--- BEGIN ---

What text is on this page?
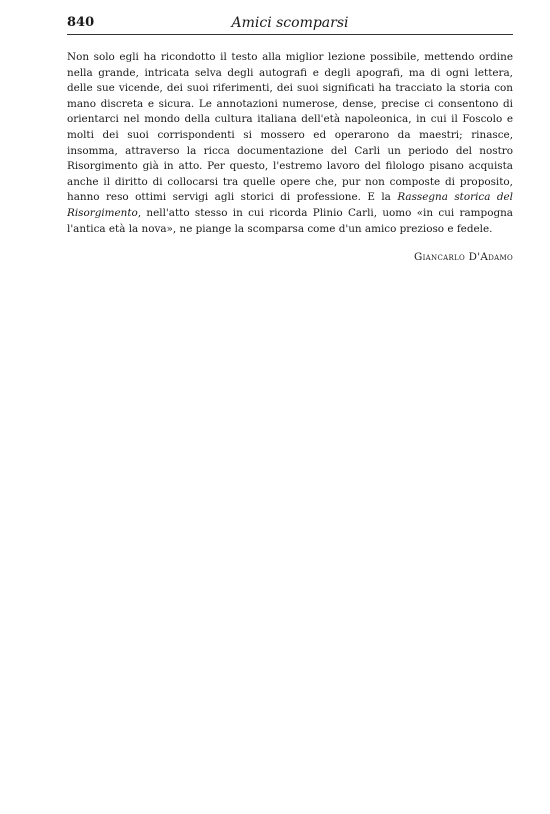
840	Amici scomparsi

Non solo egli ha ricondotto il testo alla miglior lezione possibile, mettendo ordine nella grande, intricata selva degli autografi e degli apografi, ma di ogni lettera, delle sue vicende, dei suoi riferimenti, dei suoi significati ha tracciato la storia con mano discreta e sicura. Le annotazioni numerose, dense, precise ci consentono di orientarci nel mondo della cultura italiana dell'età napoleonica, in cui il Foscolo e molti dei suoi corrispondenti si mossero ed operarono da maestri; rinasce, insomma, attraverso la ricca documentazione del Carli un periodo del nostro Risorgimento già in atto. Per questo, l'estremo lavoro del filologo pisano acquista anche il diritto di collocarsi tra quelle opere che, pur non composte di proposito, hanno reso ottimi servigi agli storici di professione. E la Rassegna storica del Risorgimento, nell'atto stesso in cui ricorda Plinio Carli, uomo «in cui rampogna l'antica età la nova», ne piange la scomparsa come d'un amico prezioso e fedele.

Giancarlo D'Adamo
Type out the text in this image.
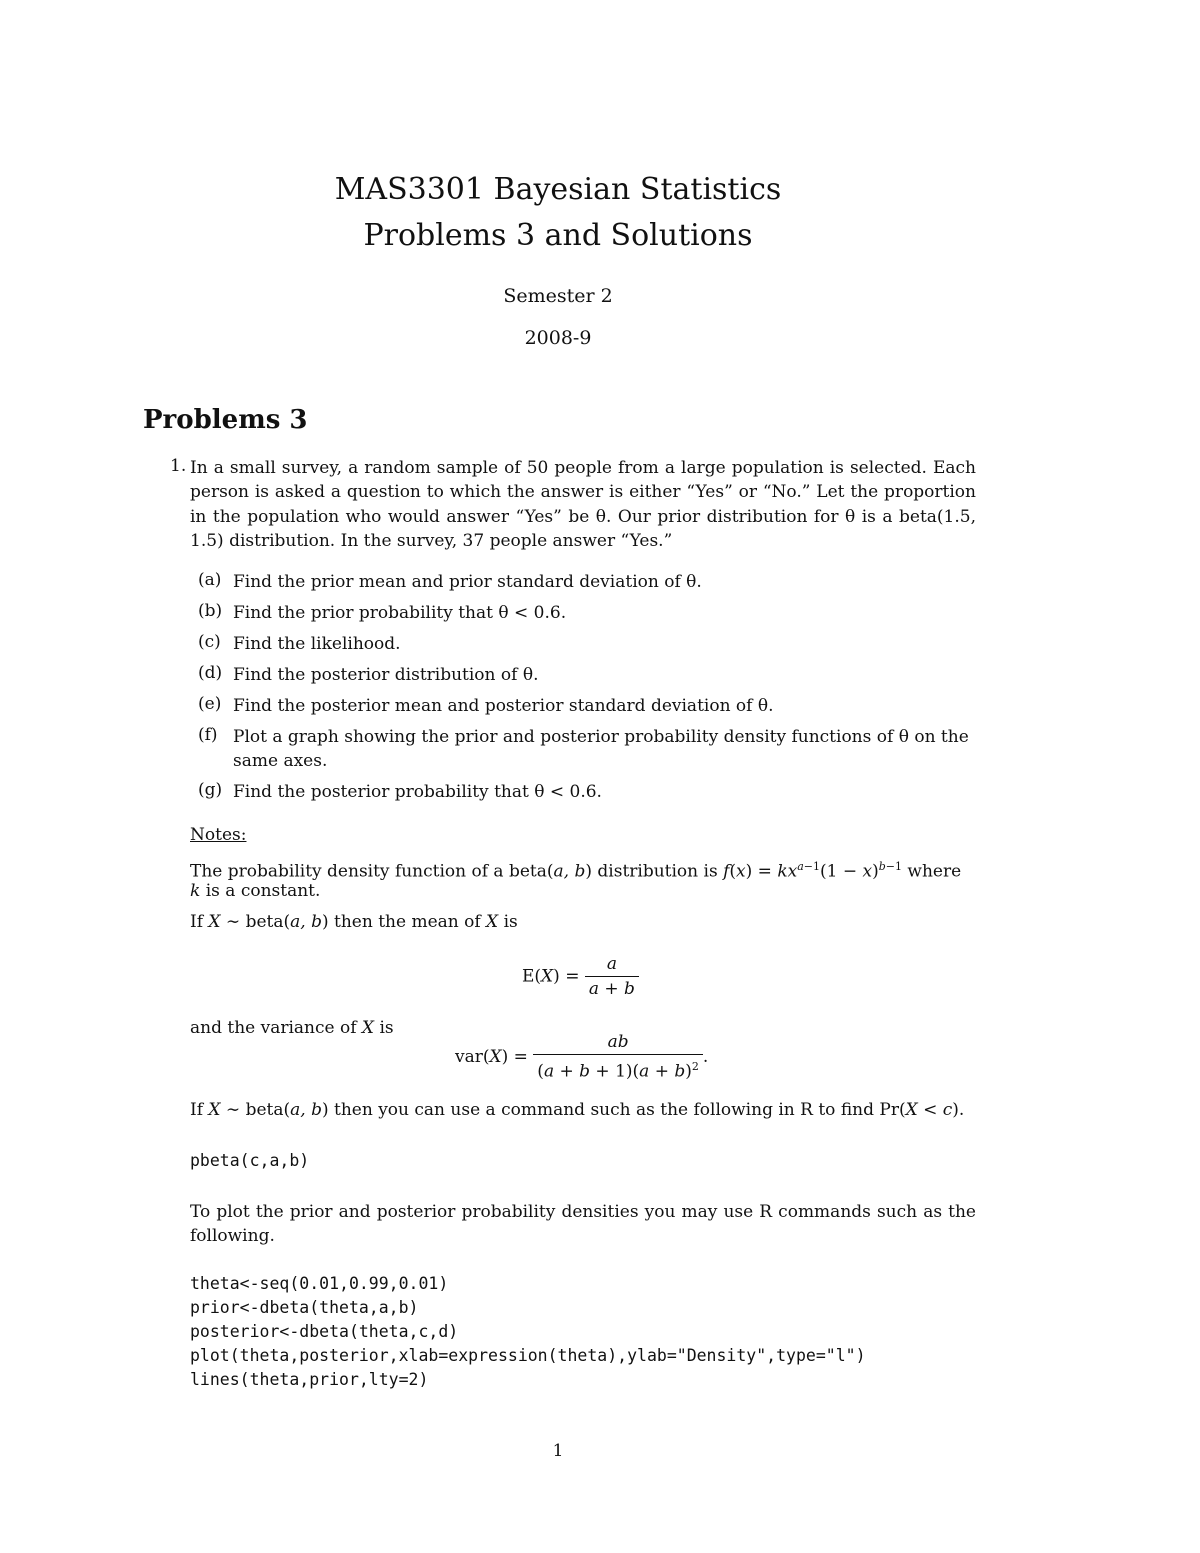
MAS3301 Bayesian Statistics
Problems 3 and Solutions
Semester 2
2008-9
Problems 3
1. In a small survey, a random sample of 50 people from a large population is selected. Each person is asked a question to which the answer is either “Yes” or “No.” Let the proportion in the population who would answer “Yes” be θ. Our prior distribution for θ is a beta(1.5, 1.5) distribution. In the survey, 37 people answer “Yes.”
(a) Find the prior mean and prior standard deviation of θ.
(b) Find the prior probability that θ < 0.6.
(c) Find the likelihood.
(d) Find the posterior distribution of θ.
(e) Find the posterior mean and posterior standard deviation of θ.
(f) Plot a graph showing the prior and posterior probability density functions of θ on the same axes.
(g) Find the posterior probability that θ < 0.6.
Notes:
The probability density function of a beta(a, b) distribution is $f(x) = kx^{a-1}(1 - x)^{b-1}$ where
k is a constant.
If X ∼ beta(a, b) then the mean of X is
$E(X) = \frac{a}{a + b}$
and the variance of X is
$var(X) = \frac{ab}{(a + b + 1)(a + b)^2}$ .
If X ∼ beta(a, b) then you can use a command such as the following in R to find Pr(X < c).
pbeta(c,a,b)
To plot the prior and posterior probability densities you may use R commands such as the following.
theta<-seq(0.01,0.99,0.01)
prior<-dbeta(theta,a,b)
posterior<-dbeta(theta,c,d)
plot(theta,posterior,xlab=expression(theta),ylab="Density",type="l")
lines(theta,prior,lty=2)
1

--- END ---

> [WORK TO COMPLETE]: Reproduce verbatim, and only, the lines starting at the one that contains "Type out the text in this image." and ending with the final line of the records; leave out the pictures.

> [CORRECT RESPONSE]:
Type out the text in this image.
MAS3301 Bayesian Statistics
Problems 3 and Solutions
Semester 2
2008-9
Problems 3
1. In a small survey, a random sample of 50 people from a large population is selected. Each person is asked a question to which the answer is either “Yes” or “No.” Let the proportion in the population who would answer “Yes” be θ. Our prior distribution for θ is a beta(1.5, 1.5) distribution. In the survey, 37 people answer “Yes.”
(a) Find the prior mean and prior standard deviation of θ.
(b) Find the prior probability that θ < 0.6.
(c) Find the likelihood.
(d) Find the posterior distribution of θ.
(e) Find the posterior mean and posterior standard deviation of θ.
(f) Plot a graph showing the prior and posterior probability density functions of θ on the same axes.
(g) Find the posterior probability that θ < 0.6.
Notes:
The probability density function of a beta(a, b) distribution is $f(x) = kx^{a-1}(1 - x)^{b-1}$ where
k is a constant.
If X ∼ beta(a, b) then the mean of X is
$E(X) = \frac{a}{a + b}$
and the variance of X is
$var(X) = \frac{ab}{(a + b + 1)(a + b)^2}$ .
If X ∼ beta(a, b) then you can use a command such as the following in R to find Pr(X < c).
pbeta(c,a,b)
To plot the prior and posterior probability densities you may use R commands such as the following.
theta<-seq(0.01,0.99,0.01)
prior<-dbeta(theta,a,b)
posterior<-dbeta(theta,c,d)
plot(theta,posterior,xlab=expression(theta),ylab="Density",type="l")
lines(theta,prior,lty=2)
1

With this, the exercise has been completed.